#### [What is being asked]
Do any lines in the data below contain "JSON"? If so, copy every one of them.

===

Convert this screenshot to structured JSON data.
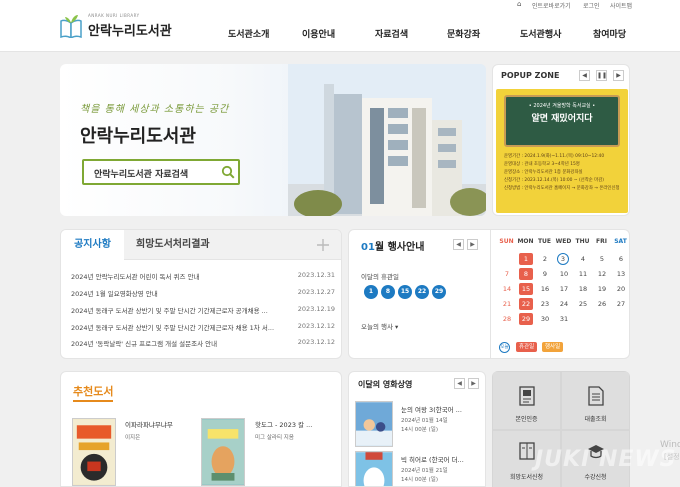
{
  "header": {
    "logo_sub": "ANRAK NURI LIBRARY",
    "logo_text": "안락누리도서관",
    "util": {
      "home": "⌂",
      "login_info": "인트로바로가기",
      "login": "로그인",
      "sitemap": "사이트맵"
    },
    "nav": [
      "도서관소개",
      "이용안내",
      "자료검색",
      "문화강좌",
      "도서관행사",
      "참여마당"
    ]
  },
  "hero": {
    "slogan": "책을 통해 세상과 소통하는 공간",
    "title": "안락누리도서관",
    "search_label": "안락누리도서관 자료검색"
  },
  "popup": {
    "title": "POPUP ZONE",
    "controls": [
      "◀",
      "❚❚",
      "▶"
    ],
    "poster_sub": "• 2024년 겨울방학 독서교실 •",
    "poster_main": "알면 재밌어지다",
    "poster_lines": [
      "운영기간 : 2024.1.9(화)~1.11.(목) 09:10~12:40",
      "운영대상 : 관내 초등학교 3~4학년 15명",
      "운영장소 : 안락누리도서관 1층 문화강좌실",
      "신청기간 : 2023.12.14.(목) 10:00 ~ (선착순 마감)",
      "신청방법 : 안락누리도서관 홈페이지 → 문화강좌 → 온라인신청"
    ]
  },
  "notice": {
    "tab_active": "공지사항",
    "tab_inactive": "희망도서처리결과",
    "rows": [
      {
        "title": "2024년 안락누리도서관 어린이 독서 퀴즈 안내",
        "date": "2023.12.31"
      },
      {
        "title": "2024년 1월 일요영화상영 안내",
        "date": "2023.12.27"
      },
      {
        "title": "2024년 동래구 도서관 상반기 및 주말 단시간 기간제근로자 공개채용 ...",
        "date": "2023.12.19"
      },
      {
        "title": "2024년 동래구 도서관 상반기 및 주말 단시간 기간제근로자 채용 1차 서...",
        "date": "2023.12.12"
      },
      {
        "title": "2024년 '동락날락' 신규 프로그램 개설 설문조사 안내",
        "date": "2023.12.12"
      }
    ]
  },
  "events": {
    "month": "01",
    "title_suffix": "월 행사안내",
    "closed_label": "이달의 휴관일",
    "closed_days": [
      "1",
      "8",
      "15",
      "22",
      "29"
    ],
    "today_label": "오늘의 행사",
    "dow": [
      "SUN",
      "MON",
      "TUE",
      "WED",
      "THU",
      "FRI",
      "SAT"
    ],
    "weeks": [
      [
        "",
        "1",
        "2",
        "3",
        "4",
        "5",
        "6"
      ],
      [
        "7",
        "8",
        "9",
        "10",
        "11",
        "12",
        "13"
      ],
      [
        "14",
        "15",
        "16",
        "17",
        "18",
        "19",
        "20"
      ],
      [
        "21",
        "22",
        "23",
        "24",
        "25",
        "26",
        "27"
      ],
      [
        "28",
        "29",
        "30",
        "31",
        "",
        "",
        ""
      ]
    ],
    "legend_today": "오늘",
    "legend_closed": "휴관일",
    "legend_event": "행사일",
    "colors": {
      "closed": "#e8604c",
      "event": "#f2a33a",
      "accent": "#1d7ac2"
    }
  },
  "recommend": {
    "title": "추천도서",
    "books": [
      {
        "title": "이파라파냐무냐무",
        "author": "이지은"
      },
      {
        "title": "핫도그 - 2023 칼 ...",
        "author": "미그 살라티 지음"
      }
    ]
  },
  "movies": {
    "title": "이달의 영화상영",
    "items": [
      {
        "title": "눈의 여왕 3(한국어 ...",
        "date": "2024년 01월 14일",
        "time": "14시 00분 (일)"
      },
      {
        "title": "빅 히어로 (한국어 더...",
        "date": "2024년 01월 21일",
        "time": "14시 00분 (일)"
      }
    ]
  },
  "services": [
    {
      "label": "본인인증",
      "icon": "id-card-icon"
    },
    {
      "label": "대출조회",
      "icon": "document-icon"
    },
    {
      "label": "희망도서신청",
      "icon": "book-request-icon"
    },
    {
      "label": "수강신청",
      "icon": "mortarboard-icon"
    }
  ],
  "overlay": {
    "windows_line1": "Windo",
    "windows_line2": "[설정]으",
    "brand": "JUKI NEWS"
  }
}
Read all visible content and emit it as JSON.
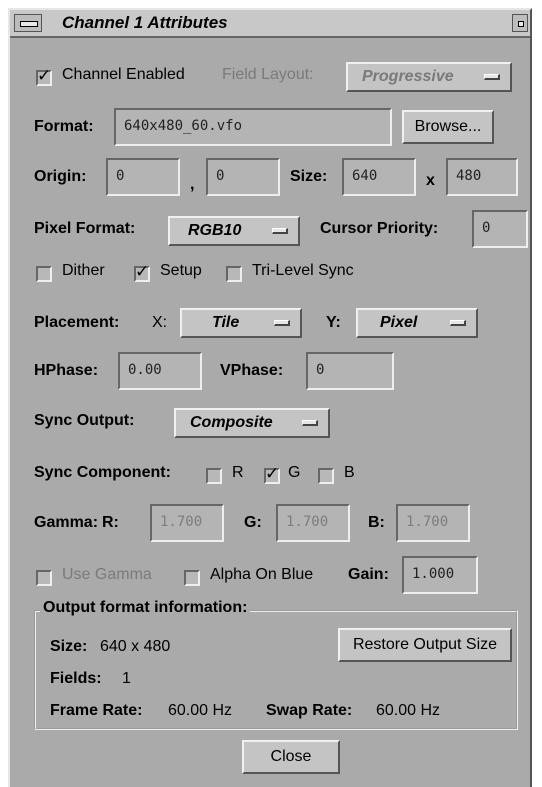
{
  "window": {
    "title": "Channel 1 Attributes"
  },
  "channel_enabled": {
    "label": "Channel Enabled",
    "checked": true
  },
  "field_layout": {
    "label": "Field Layout:",
    "value": "Progressive"
  },
  "format": {
    "label": "Format:",
    "value": "640x480_60.vfo",
    "browse_label": "Browse..."
  },
  "origin": {
    "label": "Origin:",
    "x": "0",
    "separator": ",",
    "y": "0"
  },
  "size": {
    "label": "Size:",
    "width": "640",
    "x_label": "x",
    "height": "480"
  },
  "pixel_format": {
    "label": "Pixel Format:",
    "value": "RGB10"
  },
  "cursor_priority": {
    "label": "Cursor Priority:",
    "value": "0"
  },
  "options": {
    "dither": {
      "label": "Dither",
      "checked": false
    },
    "setup": {
      "label": "Setup",
      "checked": true
    },
    "tri_level_sync": {
      "label": "Tri-Level Sync",
      "checked": false
    }
  },
  "placement": {
    "label": "Placement:",
    "x_label": "X:",
    "x_value": "Tile",
    "y_label": "Y:",
    "y_value": "Pixel"
  },
  "hphase": {
    "label": "HPhase:",
    "value": "0.00"
  },
  "vphase": {
    "label": "VPhase:",
    "value": "0"
  },
  "sync_output": {
    "label": "Sync Output:",
    "value": "Composite"
  },
  "sync_component": {
    "label": "Sync Component:",
    "r": {
      "label": "R",
      "checked": false
    },
    "g": {
      "label": "G",
      "checked": true
    },
    "b": {
      "label": "B",
      "checked": false
    }
  },
  "gamma": {
    "label": "Gamma:",
    "r_label": "R:",
    "r_value": "1.700",
    "g_label": "G:",
    "g_value": "1.700",
    "b_label": "B:",
    "b_value": "1.700"
  },
  "use_gamma": {
    "label": "Use Gamma",
    "checked": false
  },
  "alpha_on_blue": {
    "label": "Alpha On Blue",
    "checked": false
  },
  "gain": {
    "label": "Gain:",
    "value": "1.000"
  },
  "output_info": {
    "title": "Output format information:",
    "size_label": "Size:",
    "size_value": "640 x 480",
    "restore_label": "Restore Output Size",
    "fields_label": "Fields:",
    "fields_value": "1",
    "frame_rate_label": "Frame Rate:",
    "frame_rate_value": "60.00 Hz",
    "swap_rate_label": "Swap Rate:",
    "swap_rate_value": "60.00 Hz"
  },
  "close_label": "Close"
}
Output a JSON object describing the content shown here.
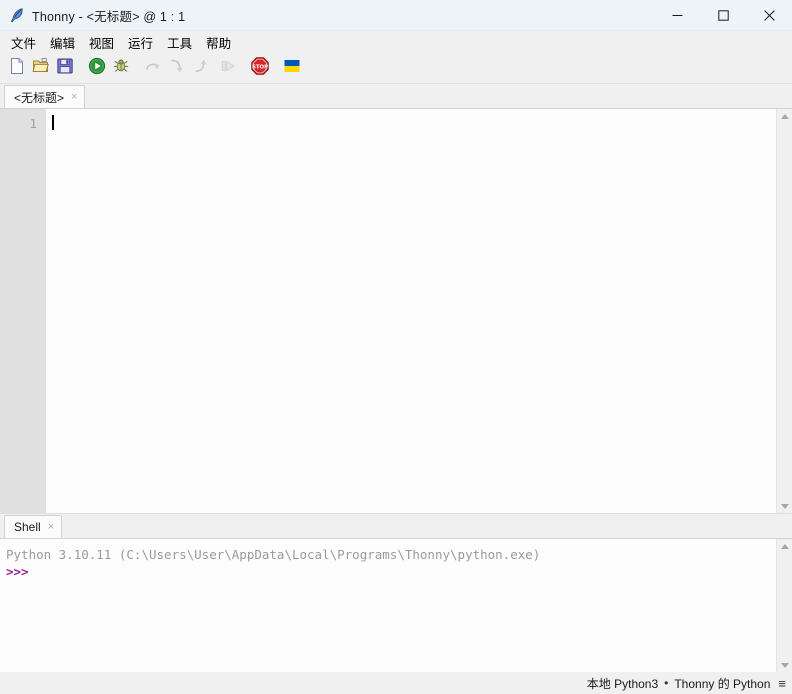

===

#### [Full answer]
Convert this screenshot to structured JSON data.
Read all visible content and emit it as JSON.
Output a JSON object describing the content shown here.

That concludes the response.